* _Records_:
-- Start --

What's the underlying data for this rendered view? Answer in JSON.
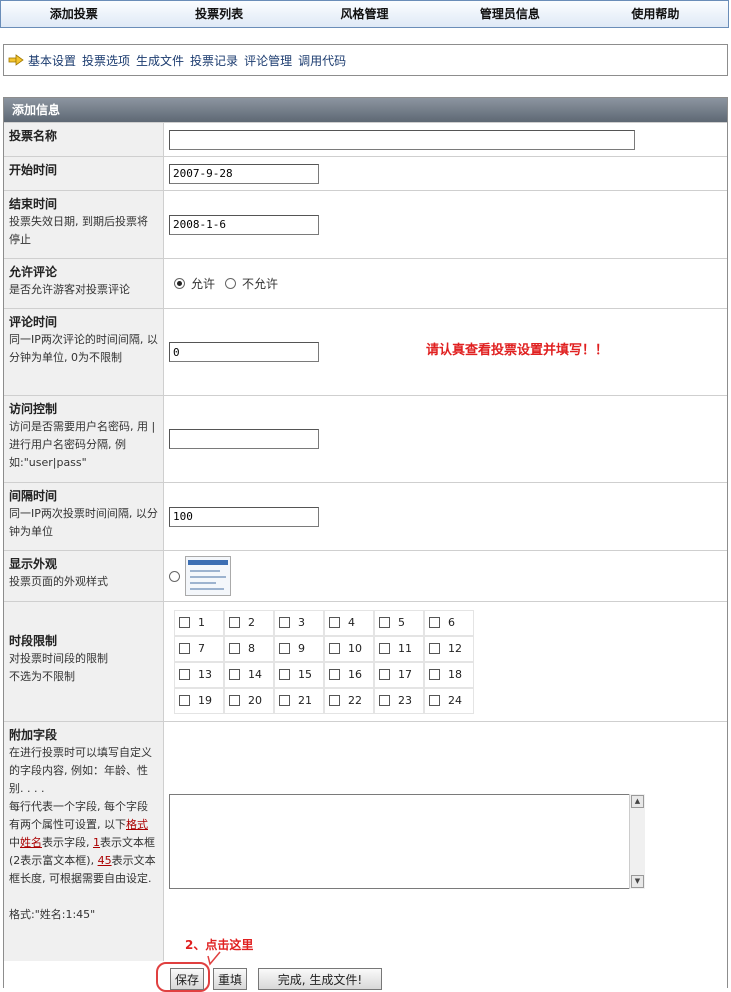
{
  "topnav": [
    "添加投票",
    "投票列表",
    "风格管理",
    "管理员信息",
    "使用帮助"
  ],
  "subnav": [
    "基本设置",
    "投票选项",
    "生成文件",
    "投票记录",
    "评论管理",
    "调用代码"
  ],
  "panel": {
    "title": "添加信息",
    "name": {
      "label": "投票名称",
      "value": ""
    },
    "start": {
      "label": "开始时间",
      "value": "2007-9-28"
    },
    "end": {
      "label": "结束时间",
      "help": "投票失效日期, 到期后投票将停止",
      "value": "2008-1-6"
    },
    "comment": {
      "label": "允许评论",
      "help": "是否允许游客对投票评论",
      "opt_allow": "允许",
      "opt_deny": "不允许"
    },
    "comment_time": {
      "label": "评论时间",
      "help": "同一IP两次评论的时间间隔, 以分钟为单位, 0为不限制",
      "value": "0"
    },
    "warning": "请认真查看投票设置并填写！！",
    "access": {
      "label": "访问控制",
      "help": "访问是否需要用户名密码, 用 |进行用户名密码分隔, 例如:\"user|pass\"",
      "value": ""
    },
    "interval": {
      "label": "间隔时间",
      "help": "同一IP两次投票时间间隔, 以分钟为单位",
      "value": "100"
    },
    "appearance": {
      "label": "显示外观",
      "help": "投票页面的外观样式"
    },
    "timeslot": {
      "label": "时段限制",
      "help1": "对投票时间段的限制",
      "help2": "不选为不限制",
      "hours": [
        "1",
        "2",
        "3",
        "4",
        "5",
        "6",
        "7",
        "8",
        "9",
        "10",
        "11",
        "12",
        "13",
        "14",
        "15",
        "16",
        "17",
        "18",
        "19",
        "20",
        "21",
        "22",
        "23",
        "24"
      ]
    },
    "extra": {
      "label": "附加字段",
      "help1": "在进行投票时可以填写自定义的字段内容, 例如：年龄、性别. . . .",
      "help2a": "每行代表一个字段, 每个字段有两个属性可设置, 以下",
      "fmt": "格式",
      "mid": "中",
      "nm": "姓名",
      "help2b": "表示字段, ",
      "n1": "1",
      "help2c": "表示文本框(2表示富文本框), ",
      "n45": "45",
      "help2d": "表示文本框长度, 可根据需要自由设定.",
      "format": "格式:\"姓名:1:45\""
    }
  },
  "annotation": "2、点击这里",
  "buttons": {
    "save": "保存",
    "reset": "重填",
    "generate": "完成, 生成文件!"
  }
}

-- End --

* _Do this_: Repeat every record above exactly, but leave out any pictures.

* _Result_:
What's the underlying data for this rendered view? Answer in JSON.
{
  "topnav": [
    "添加投票",
    "投票列表",
    "风格管理",
    "管理员信息",
    "使用帮助"
  ],
  "subnav": [
    "基本设置",
    "投票选项",
    "生成文件",
    "投票记录",
    "评论管理",
    "调用代码"
  ],
  "panel": {
    "title": "添加信息",
    "name": {
      "label": "投票名称",
      "value": ""
    },
    "start": {
      "label": "开始时间",
      "value": "2007-9-28"
    },
    "end": {
      "label": "结束时间",
      "help": "投票失效日期, 到期后投票将停止",
      "value": "2008-1-6"
    },
    "comment": {
      "label": "允许评论",
      "help": "是否允许游客对投票评论",
      "opt_allow": "允许",
      "opt_deny": "不允许"
    },
    "comment_time": {
      "label": "评论时间",
      "help": "同一IP两次评论的时间间隔, 以分钟为单位, 0为不限制",
      "value": "0"
    },
    "warning": "请认真查看投票设置并填写！！",
    "access": {
      "label": "访问控制",
      "help": "访问是否需要用户名密码, 用 |进行用户名密码分隔, 例如:\"user|pass\"",
      "value": ""
    },
    "interval": {
      "label": "间隔时间",
      "help": "同一IP两次投票时间间隔, 以分钟为单位",
      "value": "100"
    },
    "appearance": {
      "label": "显示外观",
      "help": "投票页面的外观样式"
    },
    "timeslot": {
      "label": "时段限制",
      "help1": "对投票时间段的限制",
      "help2": "不选为不限制",
      "hours": [
        "1",
        "2",
        "3",
        "4",
        "5",
        "6",
        "7",
        "8",
        "9",
        "10",
        "11",
        "12",
        "13",
        "14",
        "15",
        "16",
        "17",
        "18",
        "19",
        "20",
        "21",
        "22",
        "23",
        "24"
      ]
    },
    "extra": {
      "label": "附加字段",
      "help1": "在进行投票时可以填写自定义的字段内容, 例如：年龄、性别. . . .",
      "help2a": "每行代表一个字段, 每个字段有两个属性可设置, 以下",
      "fmt": "格式",
      "mid": "中",
      "nm": "姓名",
      "help2b": "表示字段, ",
      "n1": "1",
      "help2c": "表示文本框(2表示富文本框), ",
      "n45": "45",
      "help2d": "表示文本框长度, 可根据需要自由设定.",
      "format": "格式:\"姓名:1:45\""
    }
  },
  "annotation": "2、点击这里",
  "buttons": {
    "save": "保存",
    "reset": "重填",
    "generate": "完成, 生成文件!"
  }
}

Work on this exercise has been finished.